Write out all of the lines below, exactly and completely.

─── DATA FOR THIS EXERCISE ───

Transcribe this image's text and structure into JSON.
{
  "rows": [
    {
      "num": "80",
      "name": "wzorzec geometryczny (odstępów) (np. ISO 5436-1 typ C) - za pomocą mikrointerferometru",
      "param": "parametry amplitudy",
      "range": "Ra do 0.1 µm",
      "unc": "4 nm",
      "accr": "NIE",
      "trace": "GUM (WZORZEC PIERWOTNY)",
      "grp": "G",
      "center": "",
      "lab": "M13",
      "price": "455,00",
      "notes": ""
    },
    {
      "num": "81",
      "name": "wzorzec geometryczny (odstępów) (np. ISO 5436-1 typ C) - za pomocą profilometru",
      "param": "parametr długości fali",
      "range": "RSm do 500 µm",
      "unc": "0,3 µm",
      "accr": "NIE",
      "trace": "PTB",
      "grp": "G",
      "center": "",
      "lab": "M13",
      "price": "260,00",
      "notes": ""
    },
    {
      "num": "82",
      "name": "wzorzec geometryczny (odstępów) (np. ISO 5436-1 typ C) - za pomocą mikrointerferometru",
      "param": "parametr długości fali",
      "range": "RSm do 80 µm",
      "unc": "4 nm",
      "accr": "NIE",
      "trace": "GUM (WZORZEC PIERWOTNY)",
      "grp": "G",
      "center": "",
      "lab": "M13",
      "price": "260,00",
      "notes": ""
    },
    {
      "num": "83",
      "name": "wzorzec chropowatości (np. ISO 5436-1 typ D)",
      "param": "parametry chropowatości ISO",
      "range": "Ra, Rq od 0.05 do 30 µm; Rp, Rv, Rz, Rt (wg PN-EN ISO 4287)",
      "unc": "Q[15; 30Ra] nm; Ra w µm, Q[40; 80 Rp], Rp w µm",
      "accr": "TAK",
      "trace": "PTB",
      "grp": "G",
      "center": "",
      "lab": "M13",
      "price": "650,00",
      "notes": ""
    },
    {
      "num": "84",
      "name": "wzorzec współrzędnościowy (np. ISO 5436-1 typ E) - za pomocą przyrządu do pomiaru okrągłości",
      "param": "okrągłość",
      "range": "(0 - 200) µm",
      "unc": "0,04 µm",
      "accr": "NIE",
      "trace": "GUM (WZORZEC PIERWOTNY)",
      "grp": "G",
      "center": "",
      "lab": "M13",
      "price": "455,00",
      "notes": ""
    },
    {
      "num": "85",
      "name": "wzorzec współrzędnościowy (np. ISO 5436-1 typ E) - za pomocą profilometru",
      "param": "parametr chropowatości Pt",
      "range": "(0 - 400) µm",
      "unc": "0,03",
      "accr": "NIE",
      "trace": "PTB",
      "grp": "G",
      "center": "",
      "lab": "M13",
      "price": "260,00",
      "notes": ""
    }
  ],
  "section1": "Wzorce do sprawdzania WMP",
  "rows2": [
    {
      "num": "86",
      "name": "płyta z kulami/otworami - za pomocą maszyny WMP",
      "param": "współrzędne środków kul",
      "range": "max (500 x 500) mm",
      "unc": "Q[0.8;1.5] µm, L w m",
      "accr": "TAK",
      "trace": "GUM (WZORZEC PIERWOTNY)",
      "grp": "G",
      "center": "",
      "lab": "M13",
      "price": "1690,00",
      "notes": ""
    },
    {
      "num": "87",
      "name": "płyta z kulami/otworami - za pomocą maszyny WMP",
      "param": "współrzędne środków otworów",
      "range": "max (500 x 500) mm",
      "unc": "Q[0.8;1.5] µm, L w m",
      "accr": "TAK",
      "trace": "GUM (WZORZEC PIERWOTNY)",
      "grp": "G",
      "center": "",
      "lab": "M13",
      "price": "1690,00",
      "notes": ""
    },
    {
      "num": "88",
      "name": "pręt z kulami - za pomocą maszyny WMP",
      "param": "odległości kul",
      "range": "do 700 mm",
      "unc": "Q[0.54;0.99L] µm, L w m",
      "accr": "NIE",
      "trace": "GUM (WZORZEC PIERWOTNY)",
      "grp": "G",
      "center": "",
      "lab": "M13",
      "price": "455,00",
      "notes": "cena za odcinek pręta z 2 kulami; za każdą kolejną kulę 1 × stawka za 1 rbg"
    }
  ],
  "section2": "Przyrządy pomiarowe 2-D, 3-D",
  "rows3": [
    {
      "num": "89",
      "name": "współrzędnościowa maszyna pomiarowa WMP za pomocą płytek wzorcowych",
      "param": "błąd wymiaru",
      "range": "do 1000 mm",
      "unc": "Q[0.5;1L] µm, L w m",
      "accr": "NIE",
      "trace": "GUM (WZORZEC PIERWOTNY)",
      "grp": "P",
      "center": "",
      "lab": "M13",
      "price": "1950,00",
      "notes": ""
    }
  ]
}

───

> [FULL OUTPUT]
Transcribe this image's text and structure into JSON.
{
  "rows": [
    {
      "num": "80",
      "name": "wzorzec geometryczny (odstępów) (np. ISO 5436-1 typ C) - za pomocą mikrointerferometru",
      "param": "parametry amplitudy",
      "range": "Ra do 0.1 µm",
      "unc": "4 nm",
      "accr": "NIE",
      "trace": "GUM (WZORZEC PIERWOTNY)",
      "grp": "G",
      "center": "",
      "lab": "M13",
      "price": "455,00",
      "notes": ""
    },
    {
      "num": "81",
      "name": "wzorzec geometryczny (odstępów) (np. ISO 5436-1 typ C) - za pomocą profilometru",
      "param": "parametr długości fali",
      "range": "RSm do 500 µm",
      "unc": "0,3 µm",
      "accr": "NIE",
      "trace": "PTB",
      "grp": "G",
      "center": "",
      "lab": "M13",
      "price": "260,00",
      "notes": ""
    },
    {
      "num": "82",
      "name": "wzorzec geometryczny (odstępów) (np. ISO 5436-1 typ C) - za pomocą mikrointerferometru",
      "param": "parametr długości fali",
      "range": "RSm do 80 µm",
      "unc": "4 nm",
      "accr": "NIE",
      "trace": "GUM (WZORZEC PIERWOTNY)",
      "grp": "G",
      "center": "",
      "lab": "M13",
      "price": "260,00",
      "notes": ""
    },
    {
      "num": "83",
      "name": "wzorzec chropowatości (np. ISO 5436-1 typ D)",
      "param": "parametry chropowatości ISO",
      "range": "Ra, Rq od 0.05 do 30 µm; Rp, Rv, Rz, Rt (wg PN-EN ISO 4287)",
      "unc": "Q[15; 30Ra] nm; Ra w µm, Q[40; 80 Rp], Rp w µm",
      "accr": "TAK",
      "trace": "PTB",
      "grp": "G",
      "center": "",
      "lab": "M13",
      "price": "650,00",
      "notes": ""
    },
    {
      "num": "84",
      "name": "wzorzec współrzędnościowy (np. ISO 5436-1 typ E) - za pomocą przyrządu do pomiaru okrągłości",
      "param": "okrągłość",
      "range": "(0 - 200) µm",
      "unc": "0,04 µm",
      "accr": "NIE",
      "trace": "GUM (WZORZEC PIERWOTNY)",
      "grp": "G",
      "center": "",
      "lab": "M13",
      "price": "455,00",
      "notes": ""
    },
    {
      "num": "85",
      "name": "wzorzec współrzędnościowy (np. ISO 5436-1 typ E) - za pomocą profilometru",
      "param": "parametr chropowatości Pt",
      "range": "(0 - 400) µm",
      "unc": "0,03",
      "accr": "NIE",
      "trace": "PTB",
      "grp": "G",
      "center": "",
      "lab": "M13",
      "price": "260,00",
      "notes": ""
    }
  ],
  "section1": "Wzorce do sprawdzania WMP",
  "rows2": [
    {
      "num": "86",
      "name": "płyta z kulami/otworami - za pomocą maszyny WMP",
      "param": "współrzędne środków kul",
      "range": "max (500 x 500) mm",
      "unc": "Q[0.8;1.5] µm, L w m",
      "accr": "TAK",
      "trace": "GUM (WZORZEC PIERWOTNY)",
      "grp": "G",
      "center": "",
      "lab": "M13",
      "price": "1690,00",
      "notes": ""
    },
    {
      "num": "87",
      "name": "płyta z kulami/otworami - za pomocą maszyny WMP",
      "param": "współrzędne środków otworów",
      "range": "max (500 x 500) mm",
      "unc": "Q[0.8;1.5] µm, L w m",
      "accr": "TAK",
      "trace": "GUM (WZORZEC PIERWOTNY)",
      "grp": "G",
      "center": "",
      "lab": "M13",
      "price": "1690,00",
      "notes": ""
    },
    {
      "num": "88",
      "name": "pręt z kulami - za pomocą maszyny WMP",
      "param": "odległości kul",
      "range": "do 700 mm",
      "unc": "Q[0.54;0.99L] µm, L w m",
      "accr": "NIE",
      "trace": "GUM (WZORZEC PIERWOTNY)",
      "grp": "G",
      "center": "",
      "lab": "M13",
      "price": "455,00",
      "notes": "cena za odcinek pręta z 2 kulami; za każdą kolejną kulę 1 × stawka za 1 rbg"
    }
  ],
  "section2": "Przyrządy pomiarowe 2-D, 3-D",
  "rows3": [
    {
      "num": "89",
      "name": "współrzędnościowa maszyna pomiarowa WMP za pomocą płytek wzorcowych",
      "param": "błąd wymiaru",
      "range": "do 1000 mm",
      "unc": "Q[0.5;1L] µm, L w m",
      "accr": "NIE",
      "trace": "GUM (WZORZEC PIERWOTNY)",
      "grp": "P",
      "center": "",
      "lab": "M13",
      "price": "1950,00",
      "notes": ""
    }
  ]
}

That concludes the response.